--- begin Data extract ---

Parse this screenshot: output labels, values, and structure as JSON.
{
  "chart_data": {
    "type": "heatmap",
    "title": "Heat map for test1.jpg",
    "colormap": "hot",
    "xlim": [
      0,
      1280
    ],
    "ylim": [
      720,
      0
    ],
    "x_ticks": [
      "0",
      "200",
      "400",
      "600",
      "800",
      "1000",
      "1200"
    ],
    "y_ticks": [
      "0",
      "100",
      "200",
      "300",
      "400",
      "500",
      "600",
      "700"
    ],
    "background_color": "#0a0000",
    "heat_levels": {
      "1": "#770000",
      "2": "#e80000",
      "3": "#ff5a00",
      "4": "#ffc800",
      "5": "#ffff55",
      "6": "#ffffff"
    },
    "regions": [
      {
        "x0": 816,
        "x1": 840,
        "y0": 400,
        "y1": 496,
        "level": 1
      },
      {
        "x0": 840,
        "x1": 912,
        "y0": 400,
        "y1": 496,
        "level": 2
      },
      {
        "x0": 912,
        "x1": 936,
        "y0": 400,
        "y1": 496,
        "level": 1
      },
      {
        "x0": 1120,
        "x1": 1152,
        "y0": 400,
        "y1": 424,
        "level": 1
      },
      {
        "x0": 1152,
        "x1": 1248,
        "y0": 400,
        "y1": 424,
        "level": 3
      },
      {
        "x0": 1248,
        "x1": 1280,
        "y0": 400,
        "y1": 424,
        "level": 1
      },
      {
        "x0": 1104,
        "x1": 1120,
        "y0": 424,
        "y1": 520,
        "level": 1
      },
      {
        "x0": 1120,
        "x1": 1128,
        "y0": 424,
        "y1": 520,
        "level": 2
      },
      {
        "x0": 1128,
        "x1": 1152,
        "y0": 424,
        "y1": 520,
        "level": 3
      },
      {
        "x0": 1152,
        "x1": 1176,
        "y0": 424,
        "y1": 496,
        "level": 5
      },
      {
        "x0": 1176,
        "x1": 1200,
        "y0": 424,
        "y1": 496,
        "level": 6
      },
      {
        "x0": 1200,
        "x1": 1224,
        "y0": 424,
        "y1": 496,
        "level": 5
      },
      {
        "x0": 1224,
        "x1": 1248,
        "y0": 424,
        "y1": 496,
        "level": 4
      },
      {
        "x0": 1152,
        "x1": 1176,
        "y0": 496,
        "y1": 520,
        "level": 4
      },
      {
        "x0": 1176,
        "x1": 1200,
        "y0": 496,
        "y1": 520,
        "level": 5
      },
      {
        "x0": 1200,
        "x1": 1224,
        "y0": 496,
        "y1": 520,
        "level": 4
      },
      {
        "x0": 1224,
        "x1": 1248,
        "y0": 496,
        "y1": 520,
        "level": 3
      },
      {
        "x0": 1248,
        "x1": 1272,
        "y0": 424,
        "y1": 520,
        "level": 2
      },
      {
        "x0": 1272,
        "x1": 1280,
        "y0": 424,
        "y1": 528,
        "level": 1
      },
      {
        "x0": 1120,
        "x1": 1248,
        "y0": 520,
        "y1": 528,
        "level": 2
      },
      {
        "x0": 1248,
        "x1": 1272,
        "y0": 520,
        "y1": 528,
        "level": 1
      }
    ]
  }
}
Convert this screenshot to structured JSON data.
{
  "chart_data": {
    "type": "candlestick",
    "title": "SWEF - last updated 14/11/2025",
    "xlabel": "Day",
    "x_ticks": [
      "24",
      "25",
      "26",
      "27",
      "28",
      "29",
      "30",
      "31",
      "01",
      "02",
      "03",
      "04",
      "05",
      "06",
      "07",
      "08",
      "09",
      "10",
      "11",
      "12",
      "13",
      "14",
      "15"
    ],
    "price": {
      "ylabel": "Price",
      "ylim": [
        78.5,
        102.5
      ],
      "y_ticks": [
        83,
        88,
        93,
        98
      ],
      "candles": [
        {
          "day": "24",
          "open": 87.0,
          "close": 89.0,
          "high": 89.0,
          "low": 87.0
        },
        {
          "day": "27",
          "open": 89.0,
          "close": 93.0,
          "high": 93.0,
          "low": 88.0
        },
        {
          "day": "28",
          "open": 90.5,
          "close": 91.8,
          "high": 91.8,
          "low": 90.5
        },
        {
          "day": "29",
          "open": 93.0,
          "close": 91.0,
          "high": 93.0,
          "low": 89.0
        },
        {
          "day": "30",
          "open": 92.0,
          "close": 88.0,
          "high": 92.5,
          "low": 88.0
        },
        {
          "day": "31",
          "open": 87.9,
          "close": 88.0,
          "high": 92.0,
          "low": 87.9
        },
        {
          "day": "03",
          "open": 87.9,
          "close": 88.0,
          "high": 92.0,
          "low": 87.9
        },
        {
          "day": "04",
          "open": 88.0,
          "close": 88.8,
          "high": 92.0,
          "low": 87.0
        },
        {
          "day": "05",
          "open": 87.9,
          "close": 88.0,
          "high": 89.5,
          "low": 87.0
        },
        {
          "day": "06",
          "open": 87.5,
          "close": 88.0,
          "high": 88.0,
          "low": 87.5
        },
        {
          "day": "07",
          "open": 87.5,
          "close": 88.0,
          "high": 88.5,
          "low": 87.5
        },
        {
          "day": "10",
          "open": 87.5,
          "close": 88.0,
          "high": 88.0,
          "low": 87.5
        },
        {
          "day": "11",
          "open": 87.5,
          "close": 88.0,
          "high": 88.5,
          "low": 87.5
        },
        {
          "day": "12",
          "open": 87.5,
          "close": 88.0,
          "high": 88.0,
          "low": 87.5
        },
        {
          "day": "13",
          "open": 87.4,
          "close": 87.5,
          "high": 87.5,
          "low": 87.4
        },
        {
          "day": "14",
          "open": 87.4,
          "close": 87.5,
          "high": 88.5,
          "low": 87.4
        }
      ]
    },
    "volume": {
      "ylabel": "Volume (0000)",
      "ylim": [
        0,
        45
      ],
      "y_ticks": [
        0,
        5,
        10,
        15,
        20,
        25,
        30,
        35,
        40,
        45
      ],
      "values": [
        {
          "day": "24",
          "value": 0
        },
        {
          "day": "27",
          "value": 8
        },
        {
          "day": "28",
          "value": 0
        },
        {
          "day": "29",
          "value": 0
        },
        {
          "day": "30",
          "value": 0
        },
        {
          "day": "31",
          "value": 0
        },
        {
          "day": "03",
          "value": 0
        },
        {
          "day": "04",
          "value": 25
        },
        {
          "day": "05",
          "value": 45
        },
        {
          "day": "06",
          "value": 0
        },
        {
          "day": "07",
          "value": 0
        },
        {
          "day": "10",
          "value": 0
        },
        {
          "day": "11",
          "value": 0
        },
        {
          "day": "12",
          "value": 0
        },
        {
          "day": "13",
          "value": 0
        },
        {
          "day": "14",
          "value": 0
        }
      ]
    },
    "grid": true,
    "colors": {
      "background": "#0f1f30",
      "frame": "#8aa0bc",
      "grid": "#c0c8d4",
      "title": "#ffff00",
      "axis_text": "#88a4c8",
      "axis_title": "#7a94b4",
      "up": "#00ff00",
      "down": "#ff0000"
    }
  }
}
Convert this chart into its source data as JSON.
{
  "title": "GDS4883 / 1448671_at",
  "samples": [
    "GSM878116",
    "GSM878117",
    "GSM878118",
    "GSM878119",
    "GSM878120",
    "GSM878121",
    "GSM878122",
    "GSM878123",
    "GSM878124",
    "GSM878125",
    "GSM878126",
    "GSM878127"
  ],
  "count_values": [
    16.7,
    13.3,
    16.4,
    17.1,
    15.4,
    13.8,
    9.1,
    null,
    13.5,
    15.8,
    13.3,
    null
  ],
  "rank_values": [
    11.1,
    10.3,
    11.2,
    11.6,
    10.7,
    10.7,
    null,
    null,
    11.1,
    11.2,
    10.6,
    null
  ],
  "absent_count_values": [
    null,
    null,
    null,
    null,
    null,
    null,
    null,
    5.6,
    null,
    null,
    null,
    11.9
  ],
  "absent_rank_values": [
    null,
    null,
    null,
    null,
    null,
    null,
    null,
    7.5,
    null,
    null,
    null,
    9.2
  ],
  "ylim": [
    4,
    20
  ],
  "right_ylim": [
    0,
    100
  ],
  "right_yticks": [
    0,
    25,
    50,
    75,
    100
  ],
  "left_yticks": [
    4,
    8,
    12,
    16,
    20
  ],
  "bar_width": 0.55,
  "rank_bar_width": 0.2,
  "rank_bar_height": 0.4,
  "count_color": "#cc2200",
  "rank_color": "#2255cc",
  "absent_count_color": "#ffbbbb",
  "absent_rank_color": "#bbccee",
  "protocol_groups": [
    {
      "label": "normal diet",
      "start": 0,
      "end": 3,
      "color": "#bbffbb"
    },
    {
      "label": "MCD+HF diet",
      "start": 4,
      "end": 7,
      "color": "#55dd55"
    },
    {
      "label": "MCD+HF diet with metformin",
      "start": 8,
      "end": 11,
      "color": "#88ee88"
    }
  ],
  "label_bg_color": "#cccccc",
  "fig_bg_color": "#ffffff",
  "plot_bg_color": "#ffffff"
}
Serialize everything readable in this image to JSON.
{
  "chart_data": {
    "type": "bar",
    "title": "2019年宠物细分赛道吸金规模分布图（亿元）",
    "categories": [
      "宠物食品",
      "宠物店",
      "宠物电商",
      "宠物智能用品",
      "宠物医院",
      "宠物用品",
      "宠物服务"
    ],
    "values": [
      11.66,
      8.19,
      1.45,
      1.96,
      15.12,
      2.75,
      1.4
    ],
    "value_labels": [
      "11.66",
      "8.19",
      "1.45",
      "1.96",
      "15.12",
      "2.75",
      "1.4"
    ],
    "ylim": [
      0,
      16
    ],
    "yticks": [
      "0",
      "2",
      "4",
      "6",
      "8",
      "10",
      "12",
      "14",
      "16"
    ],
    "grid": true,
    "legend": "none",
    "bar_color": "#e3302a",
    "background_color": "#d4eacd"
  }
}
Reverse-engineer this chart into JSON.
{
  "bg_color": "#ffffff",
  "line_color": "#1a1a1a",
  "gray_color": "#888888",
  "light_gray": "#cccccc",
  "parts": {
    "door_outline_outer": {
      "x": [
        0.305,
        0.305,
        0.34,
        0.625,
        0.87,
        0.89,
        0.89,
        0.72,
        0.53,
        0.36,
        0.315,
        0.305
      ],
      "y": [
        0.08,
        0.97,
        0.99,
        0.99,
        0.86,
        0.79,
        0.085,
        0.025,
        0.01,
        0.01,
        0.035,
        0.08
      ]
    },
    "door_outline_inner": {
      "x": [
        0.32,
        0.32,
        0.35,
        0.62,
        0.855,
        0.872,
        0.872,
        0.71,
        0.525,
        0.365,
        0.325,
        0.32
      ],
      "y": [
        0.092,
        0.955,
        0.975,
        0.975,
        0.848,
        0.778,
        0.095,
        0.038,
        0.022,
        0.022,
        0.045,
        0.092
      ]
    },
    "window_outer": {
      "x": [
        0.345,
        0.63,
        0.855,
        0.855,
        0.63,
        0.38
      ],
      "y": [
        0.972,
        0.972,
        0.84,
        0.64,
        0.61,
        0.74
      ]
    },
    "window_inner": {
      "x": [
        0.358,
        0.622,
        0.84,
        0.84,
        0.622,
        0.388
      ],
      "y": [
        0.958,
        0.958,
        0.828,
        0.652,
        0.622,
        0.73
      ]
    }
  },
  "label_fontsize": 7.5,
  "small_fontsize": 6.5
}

--- end Data extract ---

What is expected:
From the listing above, copy every line that includes the word "into".

Expected answer:
Convert this chart into its source data as JSON.
Reverse-engineer this chart into JSON.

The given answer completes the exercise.